WRITTEN PROBLEM: Each line that holds the word "output" should be returned.

(Stored items from a collection)
----------

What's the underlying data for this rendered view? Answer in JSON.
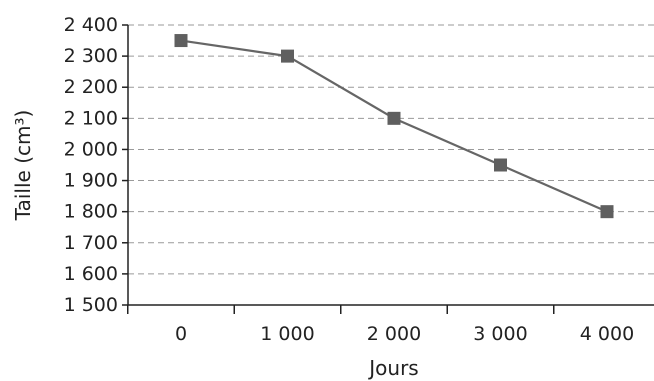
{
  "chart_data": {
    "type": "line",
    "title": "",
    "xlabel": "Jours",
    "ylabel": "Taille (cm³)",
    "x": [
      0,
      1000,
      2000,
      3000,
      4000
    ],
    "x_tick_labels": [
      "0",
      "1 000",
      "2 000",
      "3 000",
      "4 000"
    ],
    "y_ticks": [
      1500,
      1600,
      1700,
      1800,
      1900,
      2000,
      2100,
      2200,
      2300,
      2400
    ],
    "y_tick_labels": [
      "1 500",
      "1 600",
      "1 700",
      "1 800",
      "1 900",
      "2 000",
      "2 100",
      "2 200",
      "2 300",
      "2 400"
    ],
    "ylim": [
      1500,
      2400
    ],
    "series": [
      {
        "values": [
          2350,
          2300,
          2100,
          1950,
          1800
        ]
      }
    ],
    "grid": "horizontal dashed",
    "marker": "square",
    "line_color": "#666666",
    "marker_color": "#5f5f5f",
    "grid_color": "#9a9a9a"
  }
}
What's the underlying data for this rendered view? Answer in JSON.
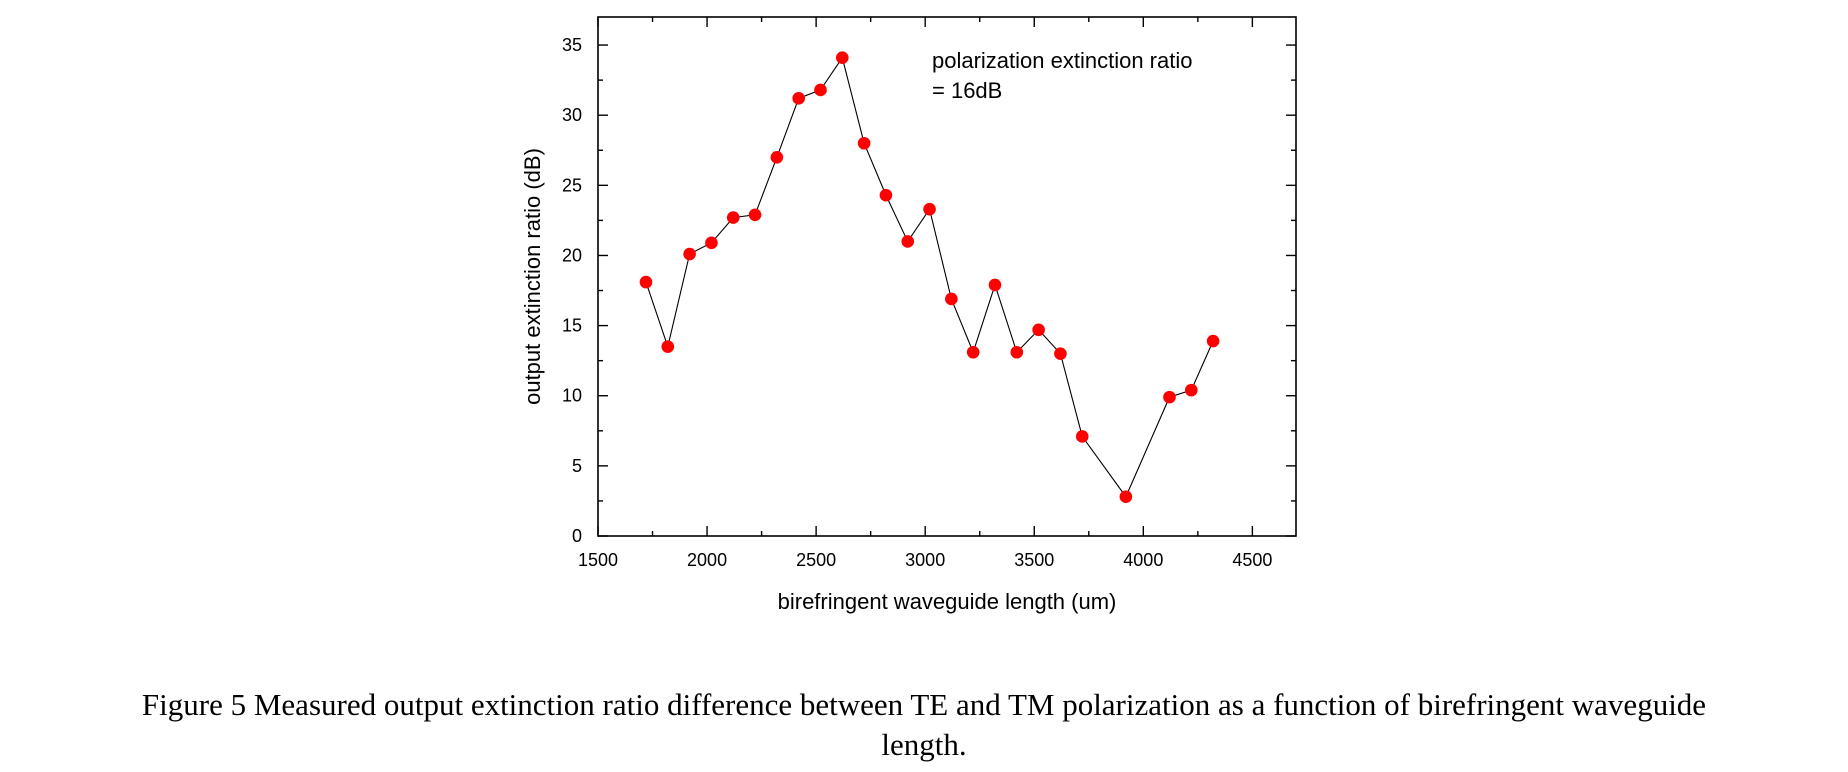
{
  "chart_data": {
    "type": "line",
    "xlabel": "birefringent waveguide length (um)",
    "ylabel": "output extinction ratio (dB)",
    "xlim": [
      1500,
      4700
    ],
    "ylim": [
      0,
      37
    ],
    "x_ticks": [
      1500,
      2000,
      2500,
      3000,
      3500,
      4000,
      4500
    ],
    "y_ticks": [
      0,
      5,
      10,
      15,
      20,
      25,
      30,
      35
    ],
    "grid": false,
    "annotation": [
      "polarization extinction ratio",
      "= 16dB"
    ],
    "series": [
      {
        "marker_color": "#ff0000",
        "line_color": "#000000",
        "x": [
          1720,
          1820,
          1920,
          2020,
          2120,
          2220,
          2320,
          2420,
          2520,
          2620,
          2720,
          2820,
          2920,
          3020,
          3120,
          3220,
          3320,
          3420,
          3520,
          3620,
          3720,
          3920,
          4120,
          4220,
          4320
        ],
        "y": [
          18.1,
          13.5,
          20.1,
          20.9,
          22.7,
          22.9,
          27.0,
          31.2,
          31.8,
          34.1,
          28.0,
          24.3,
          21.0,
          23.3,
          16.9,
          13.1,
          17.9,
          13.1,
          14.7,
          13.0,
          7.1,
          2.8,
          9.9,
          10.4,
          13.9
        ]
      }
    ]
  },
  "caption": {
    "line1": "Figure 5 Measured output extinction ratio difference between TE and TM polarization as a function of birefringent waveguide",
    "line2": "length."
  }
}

----------

ANSWER:
    "ylabel": "output extinction ratio (dB)",
    "line1": "Figure 5 Measured output extinction ratio difference between TE and TM polarization as a function of birefringent waveguide",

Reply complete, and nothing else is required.